### Challenge:
Every record below should be printed exactly as given.

### Supplied material:
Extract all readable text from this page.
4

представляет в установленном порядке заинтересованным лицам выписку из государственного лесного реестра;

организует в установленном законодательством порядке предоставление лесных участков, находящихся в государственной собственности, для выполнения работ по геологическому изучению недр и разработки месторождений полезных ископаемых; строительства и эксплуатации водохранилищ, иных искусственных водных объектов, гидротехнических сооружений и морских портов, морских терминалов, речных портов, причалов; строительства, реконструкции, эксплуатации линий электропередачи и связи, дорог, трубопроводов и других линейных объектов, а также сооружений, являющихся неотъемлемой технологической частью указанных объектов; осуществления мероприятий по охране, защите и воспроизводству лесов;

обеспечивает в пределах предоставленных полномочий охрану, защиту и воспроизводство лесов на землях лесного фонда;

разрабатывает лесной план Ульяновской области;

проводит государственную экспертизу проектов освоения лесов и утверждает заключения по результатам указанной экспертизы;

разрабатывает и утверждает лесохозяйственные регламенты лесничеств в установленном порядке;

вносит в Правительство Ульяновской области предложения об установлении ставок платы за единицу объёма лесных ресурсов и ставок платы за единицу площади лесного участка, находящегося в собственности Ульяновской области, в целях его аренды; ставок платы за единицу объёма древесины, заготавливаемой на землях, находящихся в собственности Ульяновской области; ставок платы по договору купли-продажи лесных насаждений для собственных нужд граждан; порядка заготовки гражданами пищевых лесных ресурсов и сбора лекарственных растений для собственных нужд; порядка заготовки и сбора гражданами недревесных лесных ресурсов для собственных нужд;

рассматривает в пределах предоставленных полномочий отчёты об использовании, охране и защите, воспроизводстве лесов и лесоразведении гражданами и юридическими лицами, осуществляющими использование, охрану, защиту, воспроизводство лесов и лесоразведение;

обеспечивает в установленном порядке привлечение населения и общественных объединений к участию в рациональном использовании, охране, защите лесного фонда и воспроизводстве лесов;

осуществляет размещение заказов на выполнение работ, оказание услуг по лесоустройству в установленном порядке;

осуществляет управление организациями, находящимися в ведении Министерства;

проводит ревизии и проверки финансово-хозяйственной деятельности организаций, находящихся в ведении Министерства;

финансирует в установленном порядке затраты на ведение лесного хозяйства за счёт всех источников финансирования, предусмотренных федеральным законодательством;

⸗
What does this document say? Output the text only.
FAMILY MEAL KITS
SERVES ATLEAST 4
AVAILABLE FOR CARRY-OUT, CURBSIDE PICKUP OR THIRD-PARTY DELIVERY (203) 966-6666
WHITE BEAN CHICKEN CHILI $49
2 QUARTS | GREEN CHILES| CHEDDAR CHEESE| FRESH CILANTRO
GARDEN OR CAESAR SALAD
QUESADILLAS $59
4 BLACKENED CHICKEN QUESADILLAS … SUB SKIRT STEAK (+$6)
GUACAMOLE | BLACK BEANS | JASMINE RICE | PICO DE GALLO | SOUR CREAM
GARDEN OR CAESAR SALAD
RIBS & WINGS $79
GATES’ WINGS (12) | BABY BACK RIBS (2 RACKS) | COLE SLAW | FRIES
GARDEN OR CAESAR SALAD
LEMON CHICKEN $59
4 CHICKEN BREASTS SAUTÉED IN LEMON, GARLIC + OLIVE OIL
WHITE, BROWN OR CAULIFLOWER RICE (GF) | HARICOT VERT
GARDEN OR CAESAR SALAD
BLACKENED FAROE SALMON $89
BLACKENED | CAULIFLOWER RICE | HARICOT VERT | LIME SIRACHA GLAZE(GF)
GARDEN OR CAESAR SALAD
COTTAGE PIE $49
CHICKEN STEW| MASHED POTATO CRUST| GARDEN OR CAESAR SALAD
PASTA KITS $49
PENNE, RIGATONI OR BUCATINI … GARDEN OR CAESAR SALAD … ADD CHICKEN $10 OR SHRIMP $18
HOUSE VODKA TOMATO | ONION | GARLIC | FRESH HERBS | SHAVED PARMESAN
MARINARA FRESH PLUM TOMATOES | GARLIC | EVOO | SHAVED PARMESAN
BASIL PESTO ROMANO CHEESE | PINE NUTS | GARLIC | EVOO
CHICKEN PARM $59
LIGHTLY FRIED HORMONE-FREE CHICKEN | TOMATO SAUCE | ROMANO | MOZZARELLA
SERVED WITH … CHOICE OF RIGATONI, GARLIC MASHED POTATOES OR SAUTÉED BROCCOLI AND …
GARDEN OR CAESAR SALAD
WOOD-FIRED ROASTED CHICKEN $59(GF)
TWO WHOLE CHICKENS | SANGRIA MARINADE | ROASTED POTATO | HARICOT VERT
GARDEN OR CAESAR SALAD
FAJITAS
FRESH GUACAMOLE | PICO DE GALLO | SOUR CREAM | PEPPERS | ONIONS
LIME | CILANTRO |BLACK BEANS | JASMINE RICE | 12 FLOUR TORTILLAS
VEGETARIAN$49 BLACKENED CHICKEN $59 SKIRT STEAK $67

### Final result:
Extract all readable text from this page.
4

представляет в установленном порядке заинтересованным лицам выписку из государственного лесного реестра;

организует в установленном законодательством порядке предоставление лесных участков, находящихся в государственной собственности, для выполнения работ по геологическому изучению недр и разработки месторождений полезных ископаемых; строительства и эксплуатации водохранилищ, иных искусственных водных объектов, гидротехнических сооружений и морских портов, морских терминалов, речных портов, причалов; строительства, реконструкции, эксплуатации линий электропередачи и связи, дорог, трубопроводов и других линейных объектов, а также сооружений, являющихся неотъемлемой технологической частью указанных объектов; осуществления мероприятий по охране, защите и воспроизводству лесов;

обеспечивает в пределах предоставленных полномочий охрану, защиту и воспроизводство лесов на землях лесного фонда;

разрабатывает лесной план Ульяновской области;

проводит государственную экспертизу проектов освоения лесов и утверждает заключения по результатам указанной экспертизы;

разрабатывает и утверждает лесохозяйственные регламенты лесничеств в установленном порядке;

вносит в Правительство Ульяновской области предложения об установлении ставок платы за единицу объёма лесных ресурсов и ставок платы за единицу площади лесного участка, находящегося в собственности Ульяновской области, в целях его аренды; ставок платы за единицу объёма древесины, заготавливаемой на землях, находящихся в собственности Ульяновской области; ставок платы по договору купли-продажи лесных насаждений для собственных нужд граждан; порядка заготовки гражданами пищевых лесных ресурсов и сбора лекарственных растений для собственных нужд; порядка заготовки и сбора гражданами недревесных лесных ресурсов для собственных нужд;

рассматривает в пределах предоставленных полномочий отчёты об использовании, охране и защите, воспроизводстве лесов и лесоразведении гражданами и юридическими лицами, осуществляющими использование, охрану, защиту, воспроизводство лесов и лесоразведение;

обеспечивает в установленном порядке привлечение населения и общественных объединений к участию в рациональном использовании, охране, защите лесного фонда и воспроизводстве лесов;

осуществляет размещение заказов на выполнение работ, оказание услуг по лесоустройству в установленном порядке;

осуществляет управление организациями, находящимися в ведении Министерства;

проводит ревизии и проверки финансово-хозяйственной деятельности организаций, находящихся в ведении Министерства;

финансирует в установленном порядке затраты на ведение лесного хозяйства за счёт всех источников финансирования, предусмотренных федеральным законодательством;

⸗
What does this document say? Output the text only.
FAMILY MEAL KITS
SERVES ATLEAST 4
AVAILABLE FOR CARRY-OUT, CURBSIDE PICKUP OR THIRD-PARTY DELIVERY (203) 966-6666
WHITE BEAN CHICKEN CHILI $49
2 QUARTS | GREEN CHILES| CHEDDAR CHEESE| FRESH CILANTRO
GARDEN OR CAESAR SALAD
QUESADILLAS $59
4 BLACKENED CHICKEN QUESADILLAS … SUB SKIRT STEAK (+$6)
GUACAMOLE | BLACK BEANS | JASMINE RICE | PICO DE GALLO | SOUR CREAM
GARDEN OR CAESAR SALAD
RIBS & WINGS $79
GATES’ WINGS (12) | BABY BACK RIBS (2 RACKS) | COLE SLAW | FRIES
GARDEN OR CAESAR SALAD
LEMON CHICKEN $59
4 CHICKEN BREASTS SAUTÉED IN LEMON, GARLIC + OLIVE OIL
WHITE, BROWN OR CAULIFLOWER RICE (GF) | HARICOT VERT
GARDEN OR CAESAR SALAD
BLACKENED FAROE SALMON $89
BLACKENED | CAULIFLOWER RICE | HARICOT VERT | LIME SIRACHA GLAZE(GF)
GARDEN OR CAESAR SALAD
COTTAGE PIE $49
CHICKEN STEW| MASHED POTATO CRUST| GARDEN OR CAESAR SALAD
PASTA KITS $49
PENNE, RIGATONI OR BUCATINI … GARDEN OR CAESAR SALAD … ADD CHICKEN $10 OR SHRIMP $18
HOUSE VODKA TOMATO | ONION | GARLIC | FRESH HERBS | SHAVED PARMESAN
MARINARA FRESH PLUM TOMATOES | GARLIC | EVOO | SHAVED PARMESAN
BASIL PESTO ROMANO CHEESE | PINE NUTS | GARLIC | EVOO
CHICKEN PARM $59
LIGHTLY FRIED HORMONE-FREE CHICKEN | TOMATO SAUCE | ROMANO | MOZZARELLA
SERVED WITH … CHOICE OF RIGATONI, GARLIC MASHED POTATOES OR SAUTÉED BROCCOLI AND …
GARDEN OR CAESAR SALAD
WOOD-FIRED ROASTED CHICKEN $59(GF)
TWO WHOLE CHICKENS | SANGRIA MARINADE | ROASTED POTATO | HARICOT VERT
GARDEN OR CAESAR SALAD
FAJITAS
FRESH GUACAMOLE | PICO DE GALLO | SOUR CREAM | PEPPERS | ONIONS
LIME | CILANTRO |BLACK BEANS | JASMINE RICE | 12 FLOUR TORTILLAS
VEGETARIAN$49 BLACKENED CHICKEN $59 SKIRT STEAK $67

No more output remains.